== Exercise ==
Which lines of the entries contain the string "微博辟谣"? Copy each of them.
[BEGIN Given records]
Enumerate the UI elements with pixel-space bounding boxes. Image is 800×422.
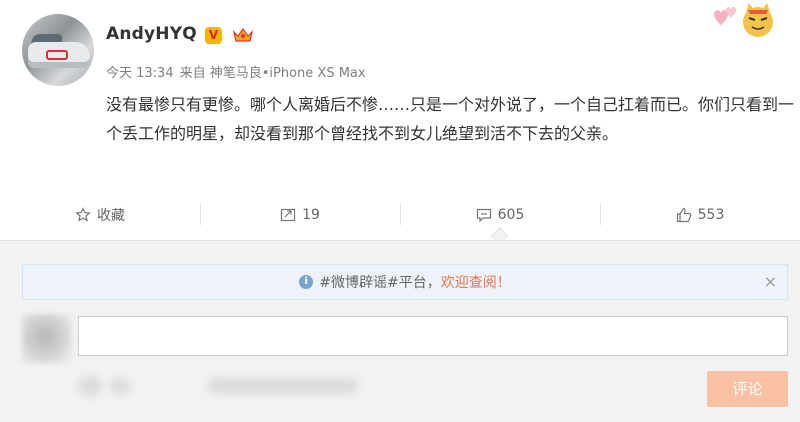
vip-crown-icon[interactable]: [232, 26, 254, 44]
comment-submit-button[interactable]: 评论: [707, 371, 788, 407]
image-tool-blurred: [110, 378, 130, 394]
repost-option-blurred: [208, 378, 358, 394]
post-text: 没有最惨只有更惨。哪个人离婚后不惨……只是一个对外说了，一个自己扛着而已。你们只…: [106, 95, 795, 143]
post-meta: 今天 13:34 来自 神笔马良•iPhone XS Max: [106, 62, 372, 81]
favorite-label: 收藏: [97, 208, 125, 224]
notice-highlight[interactable]: 欢迎查阅！: [441, 272, 511, 292]
repost-icon: [280, 208, 296, 222]
verified-badge-icon[interactable]: V: [205, 27, 222, 44]
info-icon: i: [299, 275, 314, 289]
repost-button[interactable]: 19: [200, 194, 400, 236]
rumor-notice-banner[interactable]: i #微博辟谣#平台， 欢迎查阅！ ×: [22, 264, 788, 300]
comment-count: 605: [497, 207, 525, 223]
comment-button[interactable]: 605: [400, 194, 600, 236]
user-avatar[interactable]: [22, 14, 94, 86]
current-user-avatar: [22, 314, 72, 364]
username[interactable]: AndyHYQ: [106, 24, 197, 44]
favorite-button[interactable]: 收藏: [0, 194, 200, 236]
star-icon: [75, 207, 91, 222]
like-count: 553: [697, 207, 725, 223]
thumbs-up-icon: [676, 207, 691, 223]
avatar-car-logo: [46, 50, 68, 60]
close-icon[interactable]: ×: [764, 273, 777, 291]
repost-count: 19: [302, 207, 320, 223]
comment-input[interactable]: [78, 316, 788, 356]
comment-tools-blurred: [78, 374, 378, 398]
post-action-bar: 收藏 19 605 553: [0, 194, 800, 236]
emoji-tool-blurred: [78, 376, 102, 396]
cat-sticker-icon: [714, 3, 773, 37]
notice-text: #微博辟谣#平台，: [319, 275, 441, 291]
post-source: 来自 神笔马良•iPhone XS Max: [179, 66, 366, 81]
post-time[interactable]: 今天 13:34: [106, 66, 174, 81]
like-button[interactable]: 553: [600, 194, 800, 236]
comment-icon: [476, 208, 491, 223]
[END Given records]
== Written answer ==
rumor-notice-banner[interactable]: i #微博辟谣#平台， 欢迎查阅！ ×: [22, 264, 788, 300]
notice-text: #微博辟谣#平台，: [319, 275, 441, 291]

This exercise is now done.